[Dataset records]:
* * *

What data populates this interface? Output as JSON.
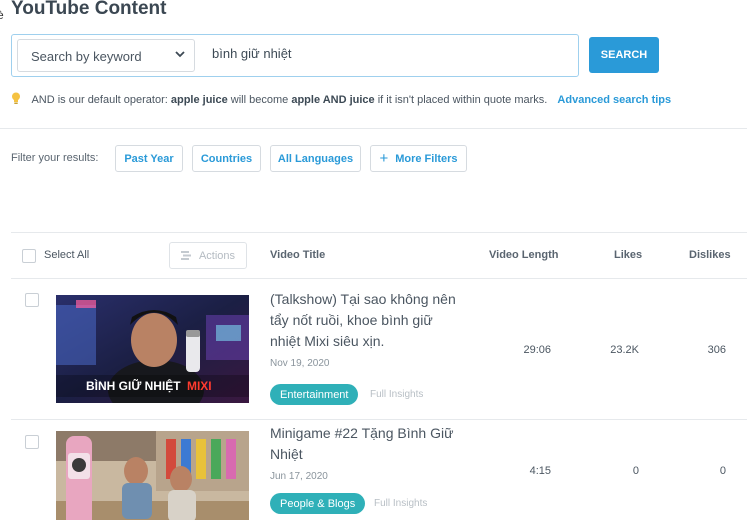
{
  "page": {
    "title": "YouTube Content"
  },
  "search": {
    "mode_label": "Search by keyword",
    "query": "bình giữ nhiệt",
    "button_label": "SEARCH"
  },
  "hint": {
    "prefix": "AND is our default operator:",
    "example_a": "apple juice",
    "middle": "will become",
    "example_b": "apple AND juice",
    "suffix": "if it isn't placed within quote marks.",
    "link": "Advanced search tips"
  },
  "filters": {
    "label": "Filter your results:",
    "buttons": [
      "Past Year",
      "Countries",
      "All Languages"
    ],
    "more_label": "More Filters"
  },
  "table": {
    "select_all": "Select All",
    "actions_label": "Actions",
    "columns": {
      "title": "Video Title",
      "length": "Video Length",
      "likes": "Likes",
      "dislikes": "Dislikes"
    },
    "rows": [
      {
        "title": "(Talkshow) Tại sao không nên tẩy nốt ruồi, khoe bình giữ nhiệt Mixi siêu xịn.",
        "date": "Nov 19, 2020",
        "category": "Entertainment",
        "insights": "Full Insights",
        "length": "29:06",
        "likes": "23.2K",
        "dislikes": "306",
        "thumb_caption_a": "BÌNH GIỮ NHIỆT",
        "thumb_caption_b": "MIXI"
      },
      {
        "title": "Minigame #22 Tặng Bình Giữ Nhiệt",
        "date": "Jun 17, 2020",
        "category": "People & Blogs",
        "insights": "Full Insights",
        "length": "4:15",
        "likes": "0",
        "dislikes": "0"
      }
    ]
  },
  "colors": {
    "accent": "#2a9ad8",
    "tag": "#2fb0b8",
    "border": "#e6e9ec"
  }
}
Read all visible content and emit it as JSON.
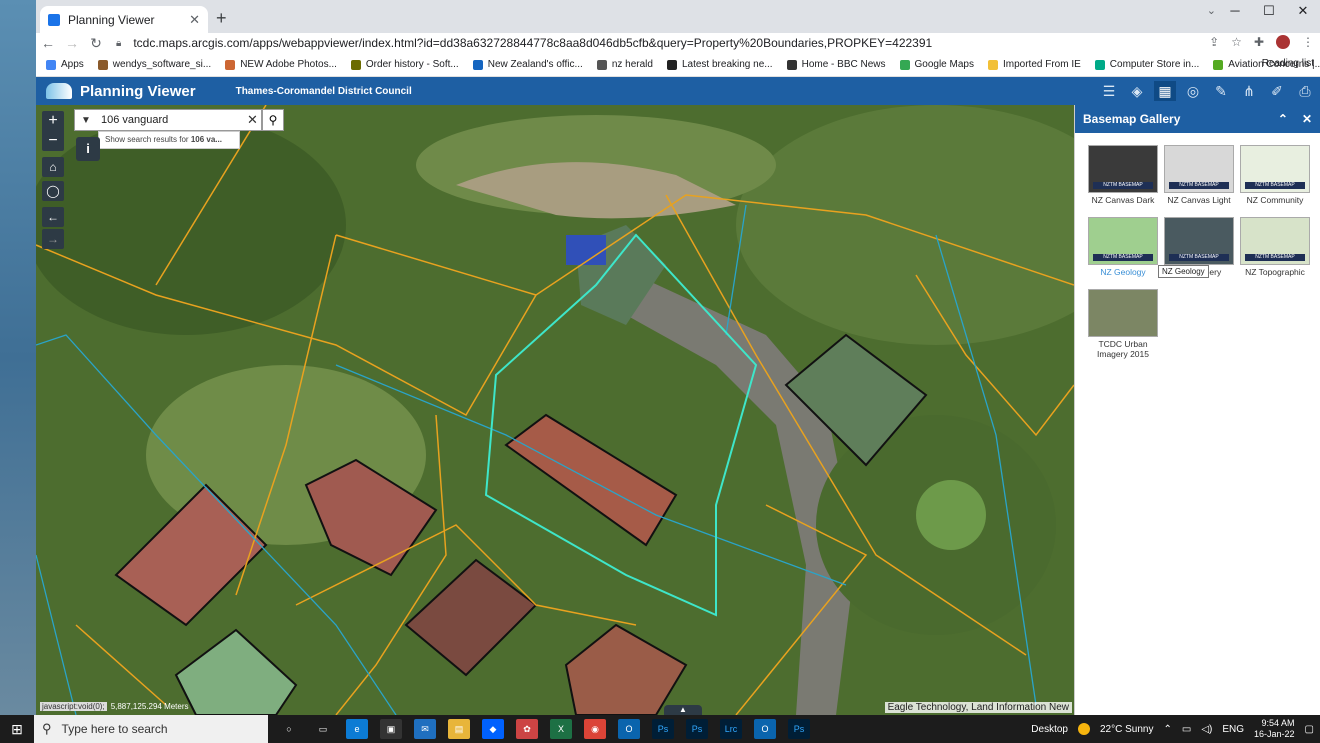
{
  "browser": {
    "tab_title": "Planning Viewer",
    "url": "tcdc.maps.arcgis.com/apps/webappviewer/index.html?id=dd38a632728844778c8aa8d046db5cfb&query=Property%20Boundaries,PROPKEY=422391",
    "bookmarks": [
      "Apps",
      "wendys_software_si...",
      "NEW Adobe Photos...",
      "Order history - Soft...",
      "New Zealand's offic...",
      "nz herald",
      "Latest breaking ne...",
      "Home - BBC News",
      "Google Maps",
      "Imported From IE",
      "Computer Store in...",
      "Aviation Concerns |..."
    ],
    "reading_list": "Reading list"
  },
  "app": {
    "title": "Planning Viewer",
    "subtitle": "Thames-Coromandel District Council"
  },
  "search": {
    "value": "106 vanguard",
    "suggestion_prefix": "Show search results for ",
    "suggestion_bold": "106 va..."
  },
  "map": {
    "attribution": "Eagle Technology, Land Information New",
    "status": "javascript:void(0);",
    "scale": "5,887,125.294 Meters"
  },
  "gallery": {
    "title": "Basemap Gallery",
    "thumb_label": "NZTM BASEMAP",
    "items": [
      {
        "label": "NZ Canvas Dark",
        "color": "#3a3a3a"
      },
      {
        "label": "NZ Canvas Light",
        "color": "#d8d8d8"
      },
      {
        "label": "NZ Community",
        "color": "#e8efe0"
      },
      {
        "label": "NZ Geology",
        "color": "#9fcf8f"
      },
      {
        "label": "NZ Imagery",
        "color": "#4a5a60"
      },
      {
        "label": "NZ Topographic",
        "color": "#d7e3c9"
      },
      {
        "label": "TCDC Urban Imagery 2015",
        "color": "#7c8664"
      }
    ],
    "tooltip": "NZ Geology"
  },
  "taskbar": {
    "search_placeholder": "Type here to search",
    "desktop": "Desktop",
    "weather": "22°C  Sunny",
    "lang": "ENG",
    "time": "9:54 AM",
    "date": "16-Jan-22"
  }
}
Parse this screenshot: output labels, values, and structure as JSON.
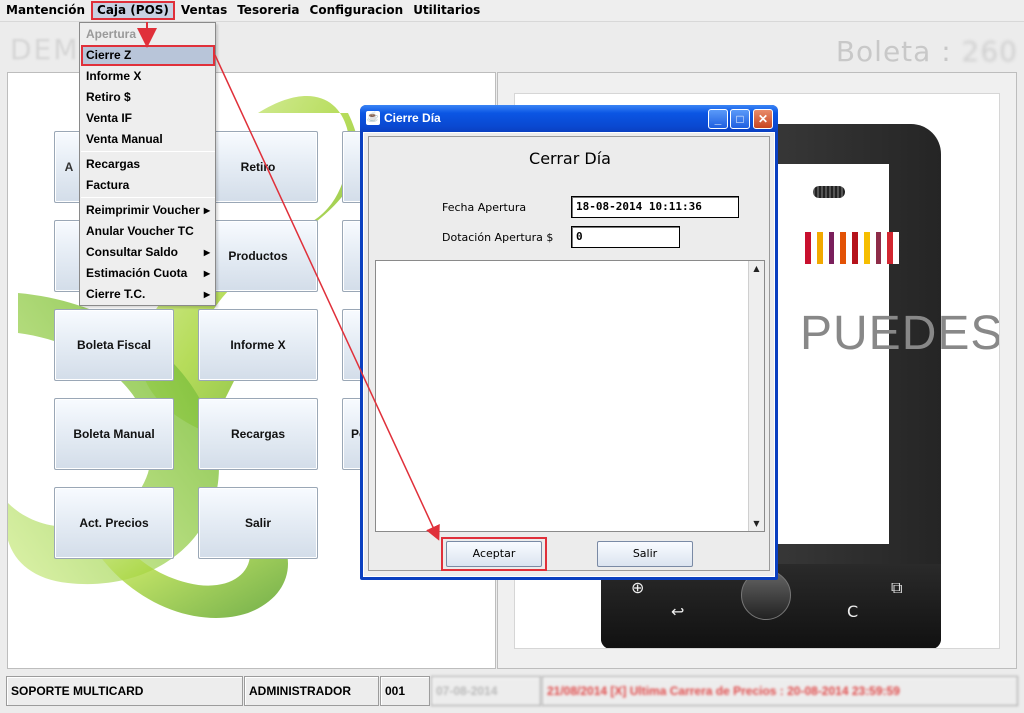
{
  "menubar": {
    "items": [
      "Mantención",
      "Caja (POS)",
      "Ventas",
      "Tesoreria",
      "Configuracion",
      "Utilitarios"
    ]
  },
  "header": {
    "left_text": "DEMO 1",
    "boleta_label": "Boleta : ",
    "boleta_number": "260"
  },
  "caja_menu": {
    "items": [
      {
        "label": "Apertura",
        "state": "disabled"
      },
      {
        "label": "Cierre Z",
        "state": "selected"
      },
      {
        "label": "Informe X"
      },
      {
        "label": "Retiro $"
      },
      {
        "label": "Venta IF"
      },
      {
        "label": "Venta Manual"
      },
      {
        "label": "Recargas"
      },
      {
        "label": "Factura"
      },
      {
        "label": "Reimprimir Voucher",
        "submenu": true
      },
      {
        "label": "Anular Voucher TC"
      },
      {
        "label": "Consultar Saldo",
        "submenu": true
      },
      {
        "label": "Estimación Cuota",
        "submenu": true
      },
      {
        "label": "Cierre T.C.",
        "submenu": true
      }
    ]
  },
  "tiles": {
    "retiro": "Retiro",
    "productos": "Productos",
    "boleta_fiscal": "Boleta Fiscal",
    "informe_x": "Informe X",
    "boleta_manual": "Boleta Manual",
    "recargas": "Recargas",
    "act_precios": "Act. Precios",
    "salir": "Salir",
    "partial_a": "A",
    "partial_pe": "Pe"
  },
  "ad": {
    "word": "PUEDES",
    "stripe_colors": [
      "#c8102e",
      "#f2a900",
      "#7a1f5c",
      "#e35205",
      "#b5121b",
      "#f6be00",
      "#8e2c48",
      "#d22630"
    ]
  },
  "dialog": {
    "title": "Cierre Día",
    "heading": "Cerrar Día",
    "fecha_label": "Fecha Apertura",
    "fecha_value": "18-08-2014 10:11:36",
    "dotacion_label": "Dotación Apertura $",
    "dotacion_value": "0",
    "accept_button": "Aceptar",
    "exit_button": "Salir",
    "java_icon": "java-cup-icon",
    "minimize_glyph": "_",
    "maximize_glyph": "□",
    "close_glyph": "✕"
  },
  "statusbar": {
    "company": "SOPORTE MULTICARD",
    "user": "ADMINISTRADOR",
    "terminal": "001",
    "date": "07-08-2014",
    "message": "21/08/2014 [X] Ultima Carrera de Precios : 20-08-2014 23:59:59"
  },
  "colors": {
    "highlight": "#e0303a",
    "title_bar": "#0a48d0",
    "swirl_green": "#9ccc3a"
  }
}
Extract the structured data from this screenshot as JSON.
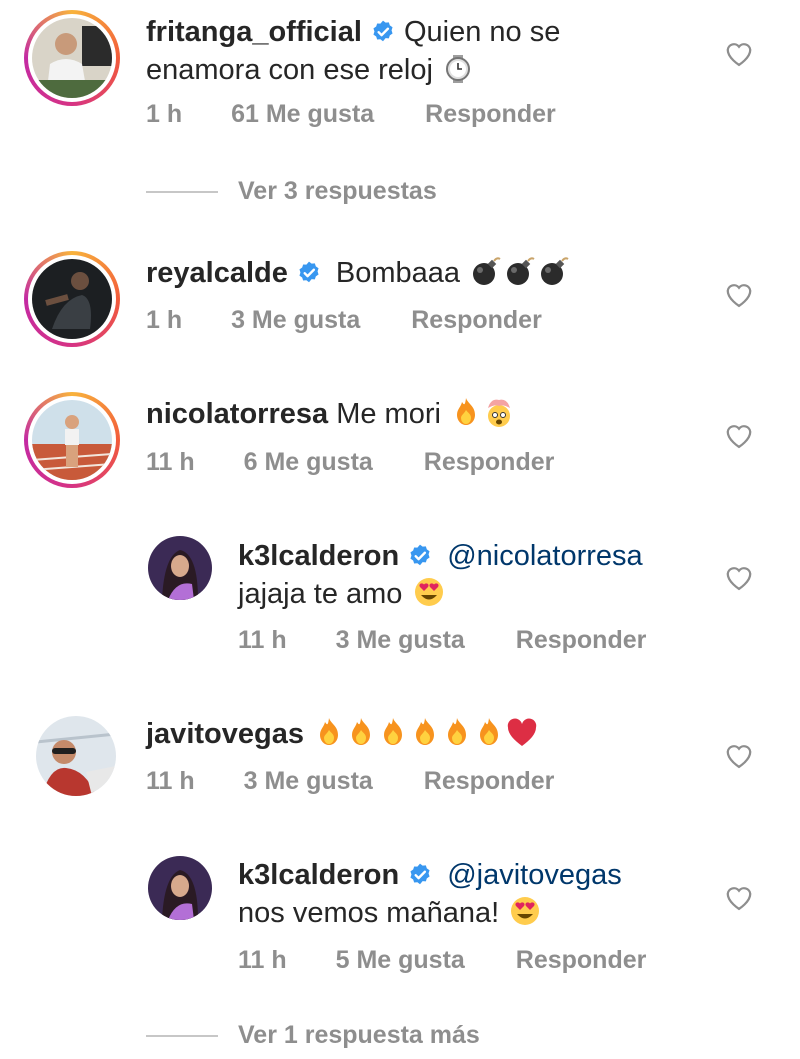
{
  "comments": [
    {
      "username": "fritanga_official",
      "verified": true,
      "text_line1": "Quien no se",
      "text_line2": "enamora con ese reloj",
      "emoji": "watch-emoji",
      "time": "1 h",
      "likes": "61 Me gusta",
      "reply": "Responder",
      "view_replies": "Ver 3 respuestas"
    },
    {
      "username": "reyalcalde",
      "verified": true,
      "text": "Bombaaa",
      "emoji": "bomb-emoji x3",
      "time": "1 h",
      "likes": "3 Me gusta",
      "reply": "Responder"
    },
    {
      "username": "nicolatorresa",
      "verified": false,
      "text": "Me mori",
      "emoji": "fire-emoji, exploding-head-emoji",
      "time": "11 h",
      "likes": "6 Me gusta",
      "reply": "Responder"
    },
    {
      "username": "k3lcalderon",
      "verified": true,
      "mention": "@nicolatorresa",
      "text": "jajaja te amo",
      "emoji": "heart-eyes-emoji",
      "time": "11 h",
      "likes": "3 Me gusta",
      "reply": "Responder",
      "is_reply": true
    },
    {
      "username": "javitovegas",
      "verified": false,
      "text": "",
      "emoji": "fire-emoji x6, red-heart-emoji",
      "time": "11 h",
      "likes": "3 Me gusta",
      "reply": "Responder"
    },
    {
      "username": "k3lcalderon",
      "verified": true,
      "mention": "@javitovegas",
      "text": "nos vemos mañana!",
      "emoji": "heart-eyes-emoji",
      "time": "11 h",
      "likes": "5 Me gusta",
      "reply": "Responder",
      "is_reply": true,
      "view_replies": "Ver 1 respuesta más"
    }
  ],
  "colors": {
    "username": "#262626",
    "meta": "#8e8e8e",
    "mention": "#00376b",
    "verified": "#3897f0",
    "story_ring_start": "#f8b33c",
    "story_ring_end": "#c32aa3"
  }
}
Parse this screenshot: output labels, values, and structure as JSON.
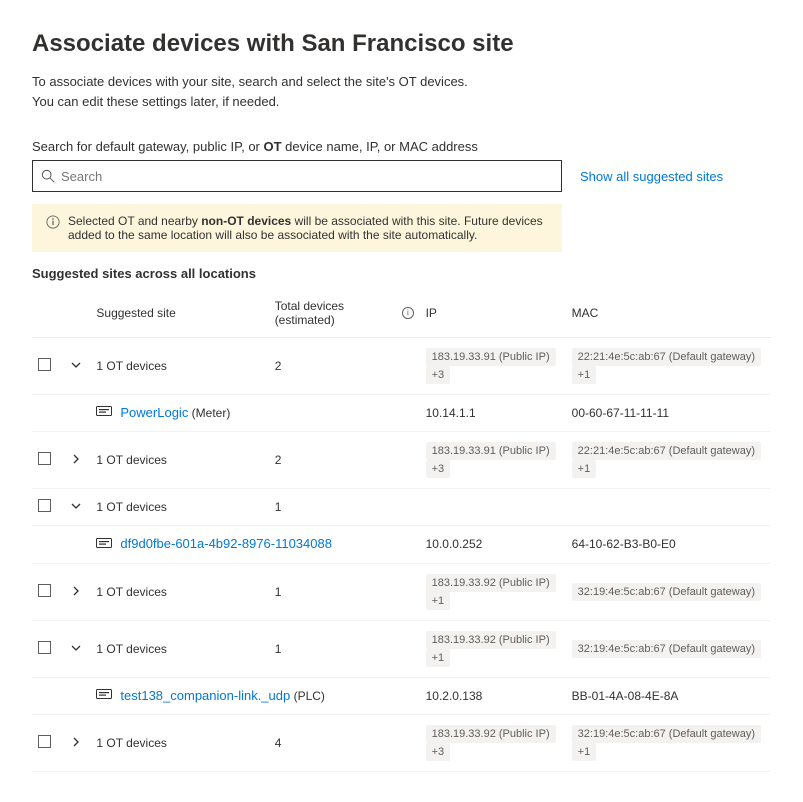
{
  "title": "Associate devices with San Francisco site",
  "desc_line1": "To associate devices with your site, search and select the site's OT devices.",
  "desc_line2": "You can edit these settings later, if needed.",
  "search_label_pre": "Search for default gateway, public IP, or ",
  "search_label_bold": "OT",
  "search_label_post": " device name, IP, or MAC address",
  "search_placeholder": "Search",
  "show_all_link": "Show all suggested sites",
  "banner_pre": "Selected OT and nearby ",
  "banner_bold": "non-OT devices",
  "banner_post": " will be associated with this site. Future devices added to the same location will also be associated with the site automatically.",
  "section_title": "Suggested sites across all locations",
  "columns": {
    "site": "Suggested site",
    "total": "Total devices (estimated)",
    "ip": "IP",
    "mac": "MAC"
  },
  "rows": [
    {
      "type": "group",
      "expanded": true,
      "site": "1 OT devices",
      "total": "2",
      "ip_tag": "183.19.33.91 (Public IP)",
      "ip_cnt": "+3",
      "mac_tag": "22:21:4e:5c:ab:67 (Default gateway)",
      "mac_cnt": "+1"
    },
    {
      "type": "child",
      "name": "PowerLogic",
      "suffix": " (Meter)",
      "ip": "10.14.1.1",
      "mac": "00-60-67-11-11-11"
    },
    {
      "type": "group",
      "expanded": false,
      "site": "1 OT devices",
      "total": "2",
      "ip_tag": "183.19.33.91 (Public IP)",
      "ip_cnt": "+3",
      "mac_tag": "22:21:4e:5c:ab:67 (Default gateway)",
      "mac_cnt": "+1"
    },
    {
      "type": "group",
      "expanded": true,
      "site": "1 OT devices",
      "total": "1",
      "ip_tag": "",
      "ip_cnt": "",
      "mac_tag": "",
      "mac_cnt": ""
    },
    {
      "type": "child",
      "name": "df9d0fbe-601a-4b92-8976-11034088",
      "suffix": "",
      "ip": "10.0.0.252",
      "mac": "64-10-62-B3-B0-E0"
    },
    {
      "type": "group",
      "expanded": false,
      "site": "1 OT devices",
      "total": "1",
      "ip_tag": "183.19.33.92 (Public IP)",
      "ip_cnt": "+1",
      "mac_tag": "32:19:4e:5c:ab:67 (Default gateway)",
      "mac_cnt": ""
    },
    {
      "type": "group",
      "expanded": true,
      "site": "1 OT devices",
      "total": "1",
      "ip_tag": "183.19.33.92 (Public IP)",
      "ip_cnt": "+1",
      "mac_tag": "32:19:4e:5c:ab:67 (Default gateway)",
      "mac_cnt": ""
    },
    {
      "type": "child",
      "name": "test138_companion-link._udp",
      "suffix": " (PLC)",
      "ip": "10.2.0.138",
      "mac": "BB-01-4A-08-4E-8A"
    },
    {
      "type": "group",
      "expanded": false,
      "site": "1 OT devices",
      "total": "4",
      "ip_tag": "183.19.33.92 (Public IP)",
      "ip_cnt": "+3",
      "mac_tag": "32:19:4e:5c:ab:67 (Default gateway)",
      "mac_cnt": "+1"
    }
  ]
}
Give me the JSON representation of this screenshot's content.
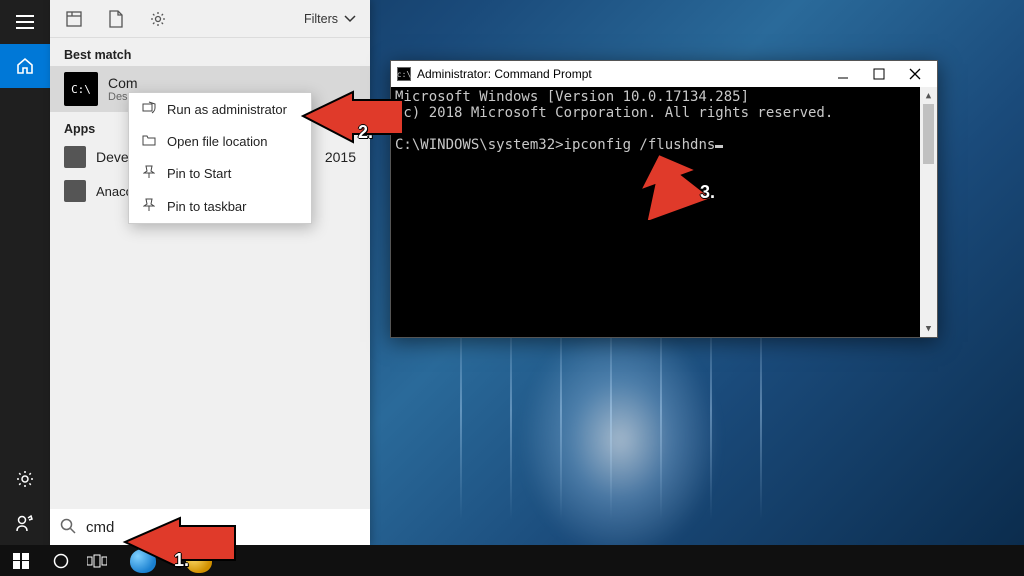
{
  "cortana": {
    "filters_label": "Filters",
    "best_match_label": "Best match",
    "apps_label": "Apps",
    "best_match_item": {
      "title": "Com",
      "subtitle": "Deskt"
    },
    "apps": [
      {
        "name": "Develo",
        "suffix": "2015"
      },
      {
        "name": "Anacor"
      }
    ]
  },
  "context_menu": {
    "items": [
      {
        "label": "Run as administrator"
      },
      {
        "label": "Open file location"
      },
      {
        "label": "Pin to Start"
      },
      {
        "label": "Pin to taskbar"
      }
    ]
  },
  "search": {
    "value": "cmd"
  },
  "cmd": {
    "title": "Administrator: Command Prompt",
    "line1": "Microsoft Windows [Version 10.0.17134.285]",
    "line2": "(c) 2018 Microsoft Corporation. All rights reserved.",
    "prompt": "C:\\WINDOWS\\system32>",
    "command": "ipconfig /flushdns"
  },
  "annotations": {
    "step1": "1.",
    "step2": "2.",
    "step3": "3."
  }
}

* * *

[Task]:
Your task is to quote exactly the lines from the one with "Give me the" through the end of the material, both included, without reproducing any pictures.

[Full answer]:
Give me the JSON representation of this screenshot's content.
{
  "cortana": {
    "filters_label": "Filters",
    "best_match_label": "Best match",
    "apps_label": "Apps",
    "best_match_item": {
      "title": "Com",
      "subtitle": "Deskt"
    },
    "apps": [
      {
        "name": "Develo",
        "suffix": "2015"
      },
      {
        "name": "Anacor"
      }
    ]
  },
  "context_menu": {
    "items": [
      {
        "label": "Run as administrator"
      },
      {
        "label": "Open file location"
      },
      {
        "label": "Pin to Start"
      },
      {
        "label": "Pin to taskbar"
      }
    ]
  },
  "search": {
    "value": "cmd"
  },
  "cmd": {
    "title": "Administrator: Command Prompt",
    "line1": "Microsoft Windows [Version 10.0.17134.285]",
    "line2": "(c) 2018 Microsoft Corporation. All rights reserved.",
    "prompt": "C:\\WINDOWS\\system32>",
    "command": "ipconfig /flushdns"
  },
  "annotations": {
    "step1": "1.",
    "step2": "2.",
    "step3": "3."
  }
}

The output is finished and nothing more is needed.